Collected data
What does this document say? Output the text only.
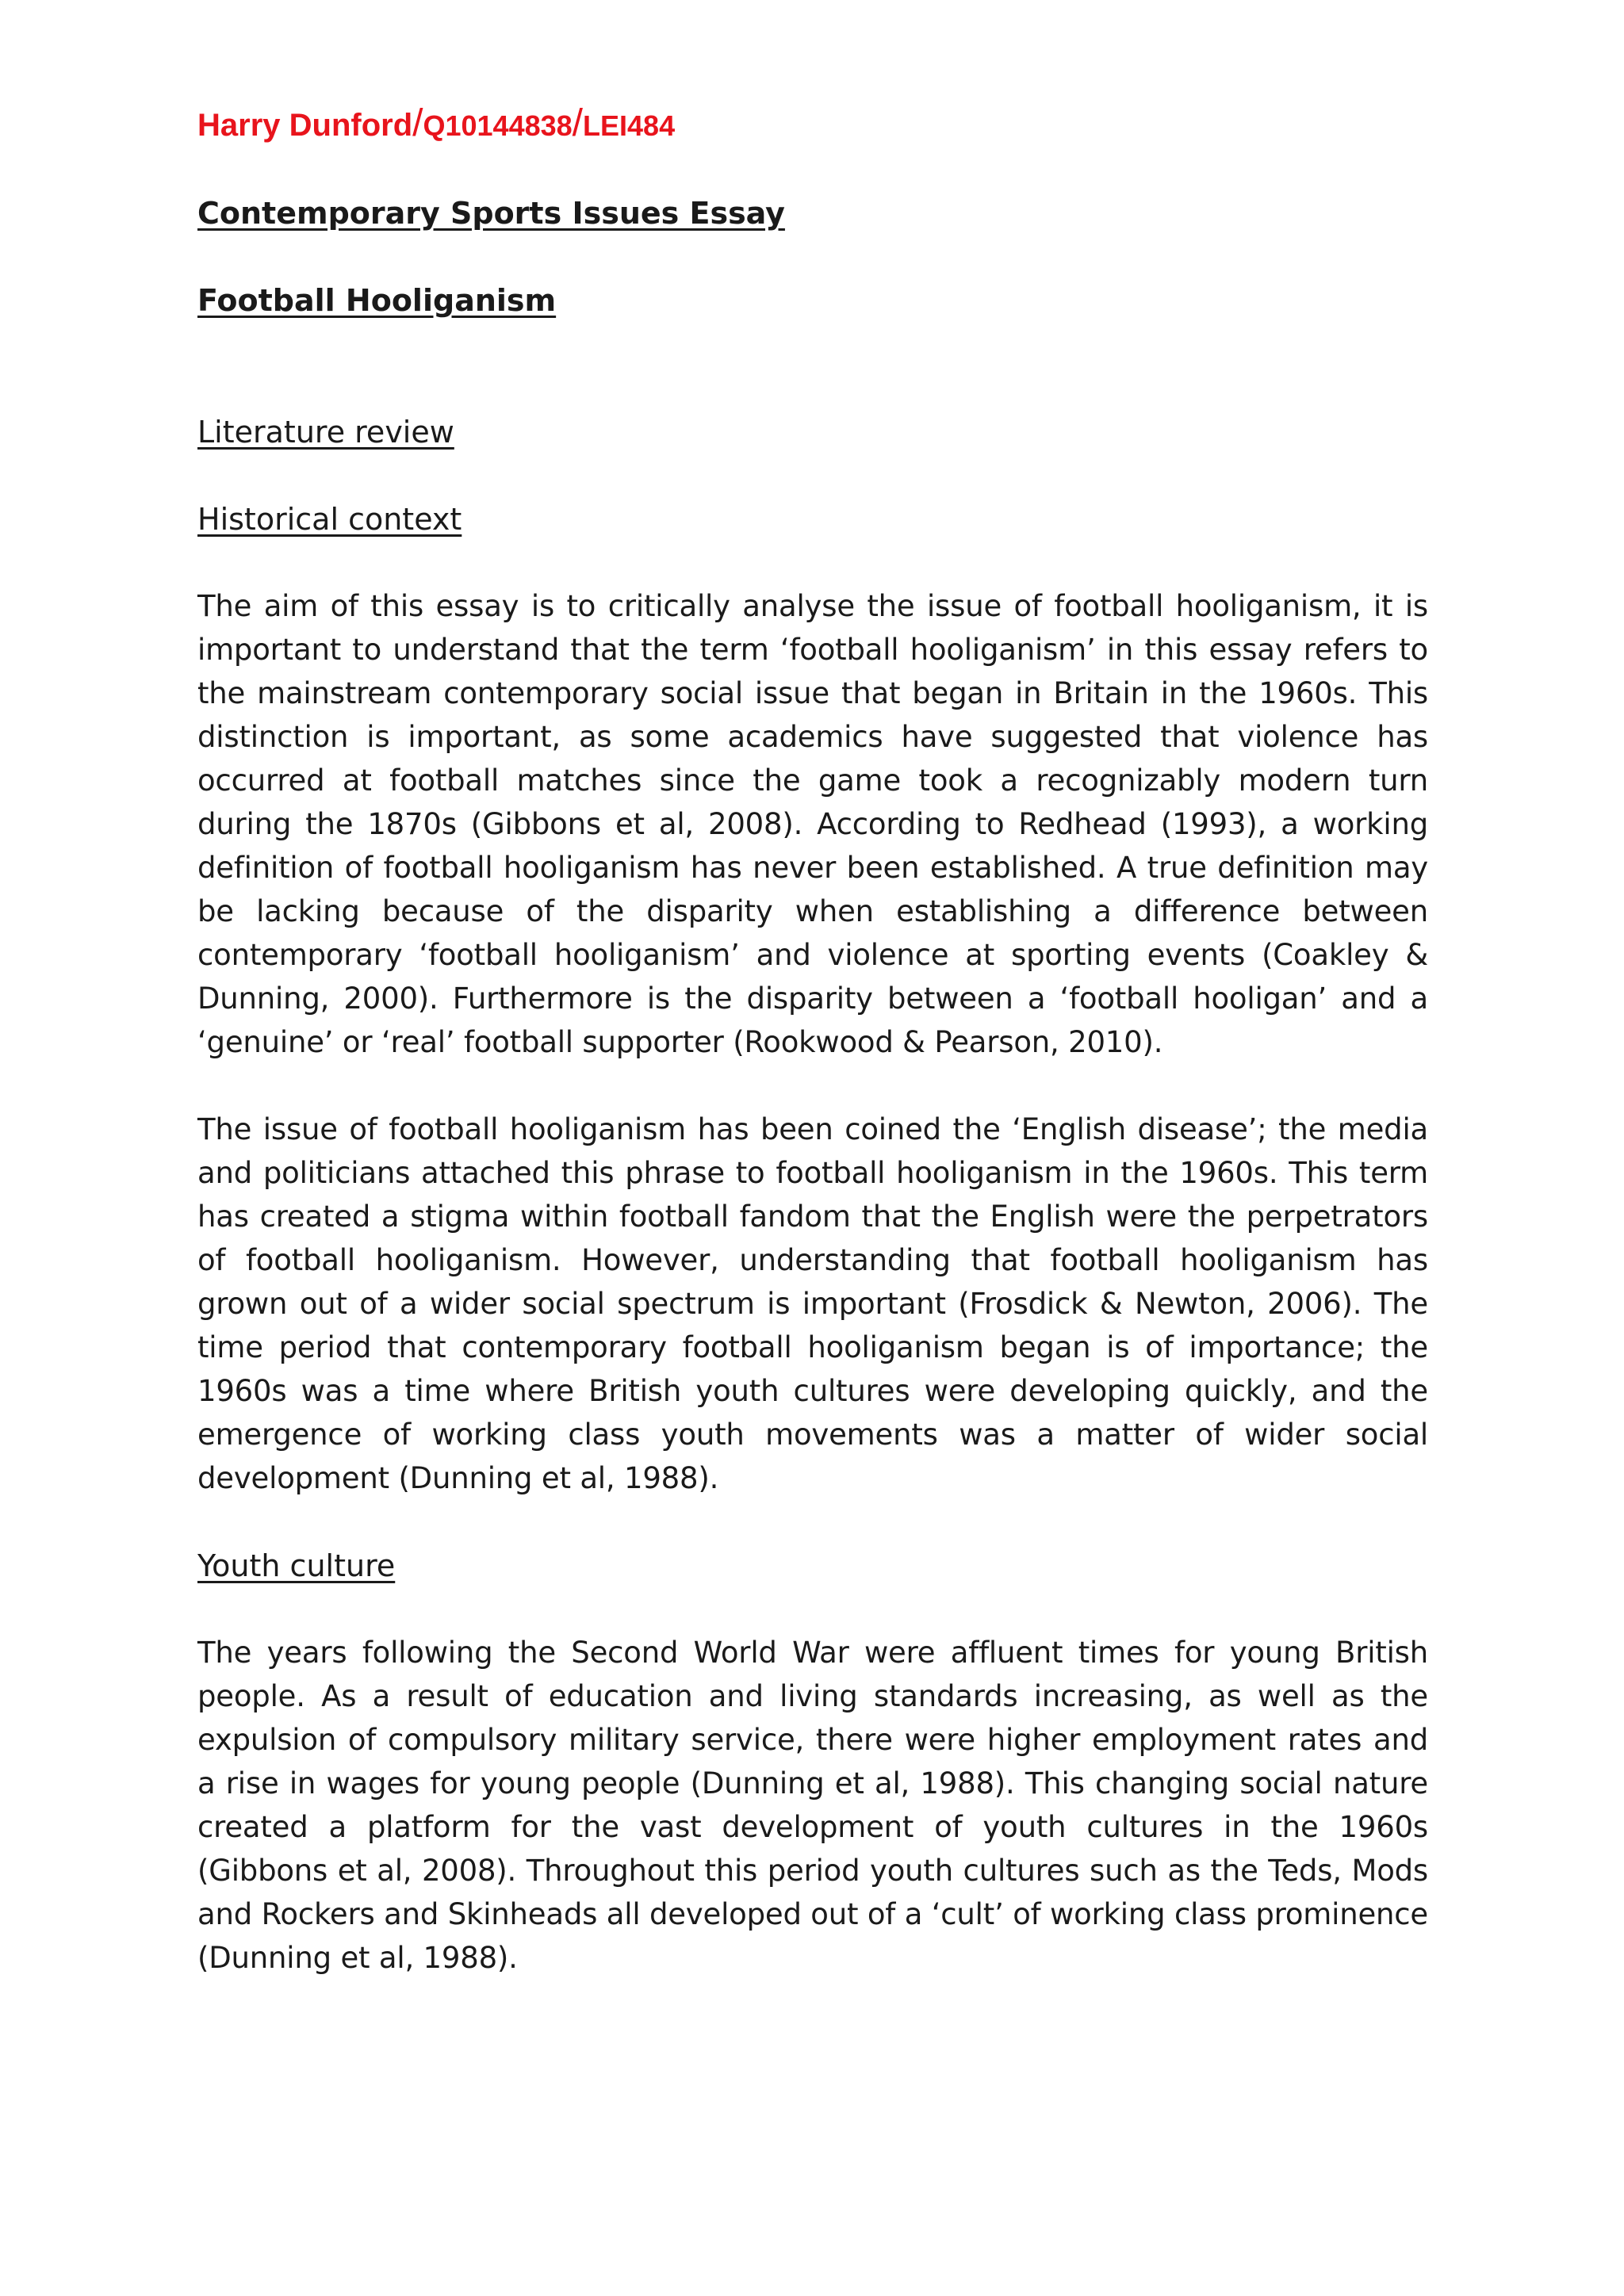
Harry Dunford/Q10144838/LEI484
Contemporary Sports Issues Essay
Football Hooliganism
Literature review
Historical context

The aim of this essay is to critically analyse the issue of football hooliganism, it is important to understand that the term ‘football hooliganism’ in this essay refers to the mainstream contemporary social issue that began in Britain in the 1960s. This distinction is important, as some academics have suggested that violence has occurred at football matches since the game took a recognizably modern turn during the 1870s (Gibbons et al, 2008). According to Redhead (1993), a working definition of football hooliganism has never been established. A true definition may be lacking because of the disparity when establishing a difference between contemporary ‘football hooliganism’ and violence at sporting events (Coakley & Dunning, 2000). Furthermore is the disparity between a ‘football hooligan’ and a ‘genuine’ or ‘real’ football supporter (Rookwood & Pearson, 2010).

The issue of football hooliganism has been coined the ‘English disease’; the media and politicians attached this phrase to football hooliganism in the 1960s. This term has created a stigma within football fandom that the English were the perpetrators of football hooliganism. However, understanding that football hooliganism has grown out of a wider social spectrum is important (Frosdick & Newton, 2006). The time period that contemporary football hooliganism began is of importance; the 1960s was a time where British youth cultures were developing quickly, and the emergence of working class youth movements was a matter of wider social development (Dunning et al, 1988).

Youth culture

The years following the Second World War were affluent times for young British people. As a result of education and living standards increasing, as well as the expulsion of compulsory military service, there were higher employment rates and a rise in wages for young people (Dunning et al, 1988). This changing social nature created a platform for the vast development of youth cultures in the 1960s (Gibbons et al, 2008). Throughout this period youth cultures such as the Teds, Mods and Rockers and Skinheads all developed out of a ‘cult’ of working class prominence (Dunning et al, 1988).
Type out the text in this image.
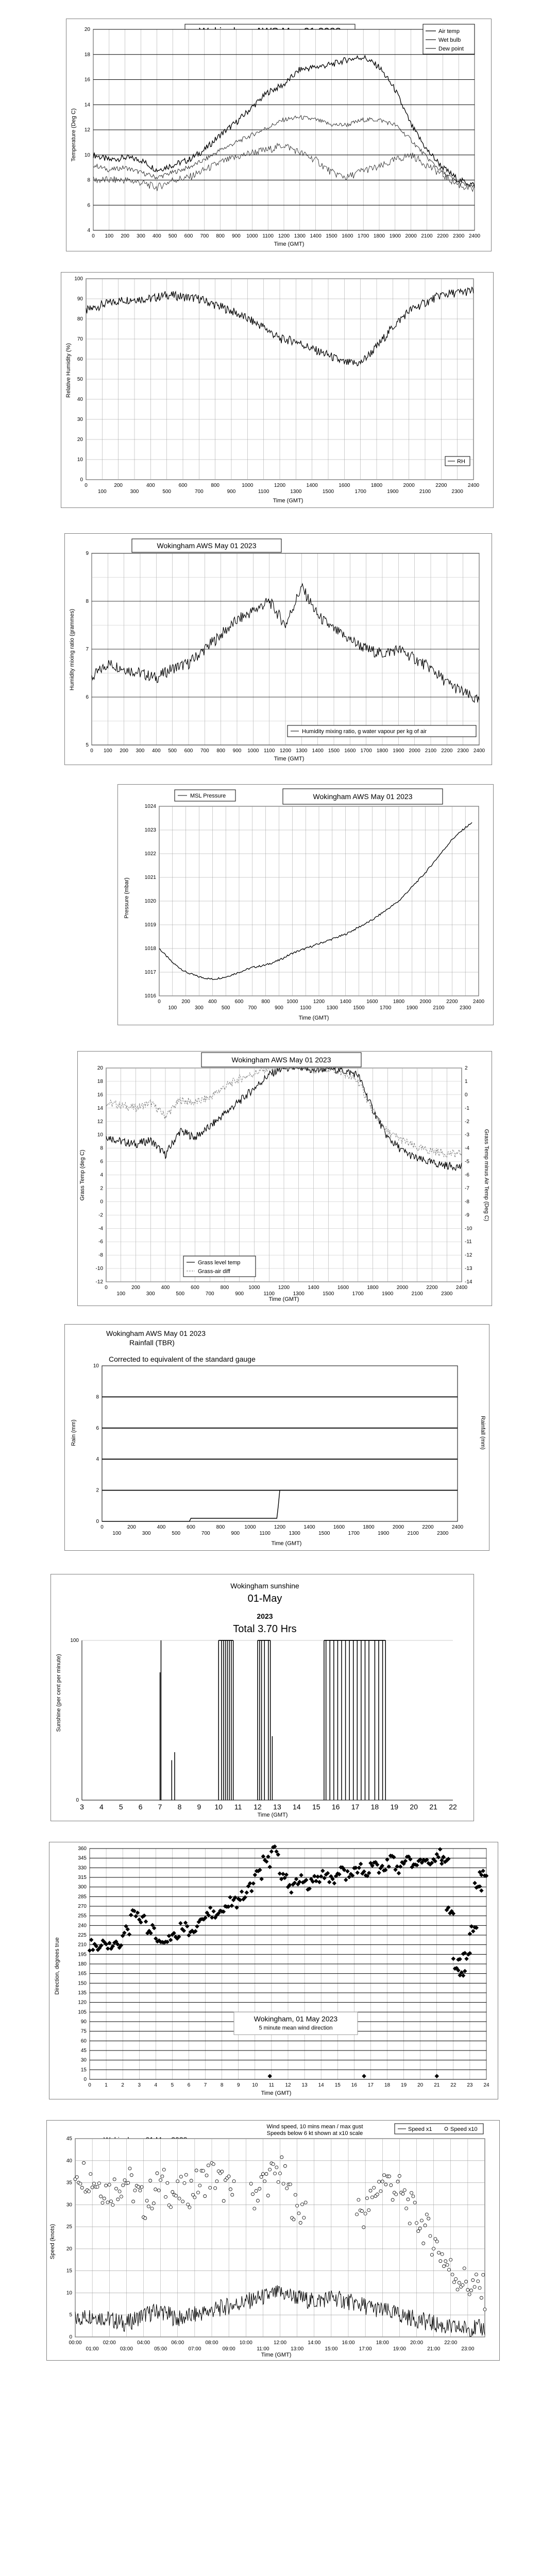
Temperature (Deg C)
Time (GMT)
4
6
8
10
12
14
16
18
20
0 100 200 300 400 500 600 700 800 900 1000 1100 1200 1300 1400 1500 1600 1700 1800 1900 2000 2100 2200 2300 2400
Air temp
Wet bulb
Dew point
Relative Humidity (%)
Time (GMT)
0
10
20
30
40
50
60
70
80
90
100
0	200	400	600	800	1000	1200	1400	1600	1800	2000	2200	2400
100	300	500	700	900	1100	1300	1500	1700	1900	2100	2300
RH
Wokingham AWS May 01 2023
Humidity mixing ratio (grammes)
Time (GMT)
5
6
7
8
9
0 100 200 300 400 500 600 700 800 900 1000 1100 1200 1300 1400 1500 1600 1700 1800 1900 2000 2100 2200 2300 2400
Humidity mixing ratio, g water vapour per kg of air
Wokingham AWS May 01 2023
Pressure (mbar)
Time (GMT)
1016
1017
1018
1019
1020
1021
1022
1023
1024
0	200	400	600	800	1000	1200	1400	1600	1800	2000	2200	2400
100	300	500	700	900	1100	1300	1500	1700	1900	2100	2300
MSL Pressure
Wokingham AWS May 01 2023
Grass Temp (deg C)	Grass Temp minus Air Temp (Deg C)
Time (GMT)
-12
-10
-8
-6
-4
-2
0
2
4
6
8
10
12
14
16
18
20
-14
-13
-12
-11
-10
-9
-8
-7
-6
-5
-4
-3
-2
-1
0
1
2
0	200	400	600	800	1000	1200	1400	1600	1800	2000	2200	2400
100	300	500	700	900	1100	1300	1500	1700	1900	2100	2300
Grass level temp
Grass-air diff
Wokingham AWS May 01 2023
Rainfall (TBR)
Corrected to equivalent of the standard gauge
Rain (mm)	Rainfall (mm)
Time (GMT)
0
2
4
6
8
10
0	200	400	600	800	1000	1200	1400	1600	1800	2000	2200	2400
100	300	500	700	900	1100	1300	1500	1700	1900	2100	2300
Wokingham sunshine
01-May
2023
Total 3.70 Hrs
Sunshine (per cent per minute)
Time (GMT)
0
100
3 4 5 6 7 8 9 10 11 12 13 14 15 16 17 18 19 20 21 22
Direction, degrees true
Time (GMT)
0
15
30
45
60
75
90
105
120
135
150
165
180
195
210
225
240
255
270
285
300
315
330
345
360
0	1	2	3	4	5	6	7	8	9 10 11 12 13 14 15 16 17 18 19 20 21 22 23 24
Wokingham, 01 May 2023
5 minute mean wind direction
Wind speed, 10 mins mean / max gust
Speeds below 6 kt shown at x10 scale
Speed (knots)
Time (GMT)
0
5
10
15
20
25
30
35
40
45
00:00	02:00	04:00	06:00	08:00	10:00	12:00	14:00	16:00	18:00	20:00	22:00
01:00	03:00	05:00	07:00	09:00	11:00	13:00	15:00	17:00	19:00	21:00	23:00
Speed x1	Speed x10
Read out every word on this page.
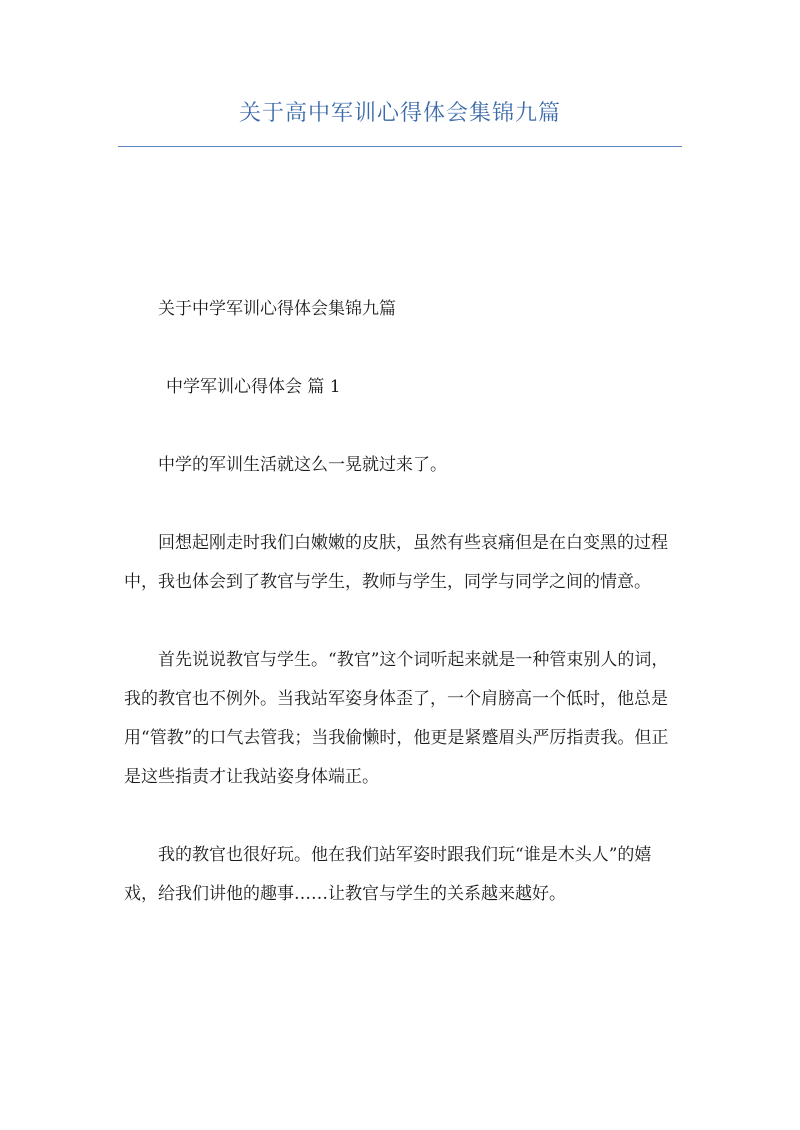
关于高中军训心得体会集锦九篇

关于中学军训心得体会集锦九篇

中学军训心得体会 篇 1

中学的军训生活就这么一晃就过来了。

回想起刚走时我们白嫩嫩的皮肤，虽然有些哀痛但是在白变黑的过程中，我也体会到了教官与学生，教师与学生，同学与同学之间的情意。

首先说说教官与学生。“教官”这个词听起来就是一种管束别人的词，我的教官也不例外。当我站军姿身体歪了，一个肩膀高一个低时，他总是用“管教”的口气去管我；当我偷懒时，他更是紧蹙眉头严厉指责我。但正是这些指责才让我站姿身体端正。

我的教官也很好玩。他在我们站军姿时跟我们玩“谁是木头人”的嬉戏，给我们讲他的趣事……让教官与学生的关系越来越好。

Problem description: Search the entries for the word "mean" and gather every line where it appears.

Written reply:
5 minute mean wind direction
Wind speed, 10 mins mean / max gust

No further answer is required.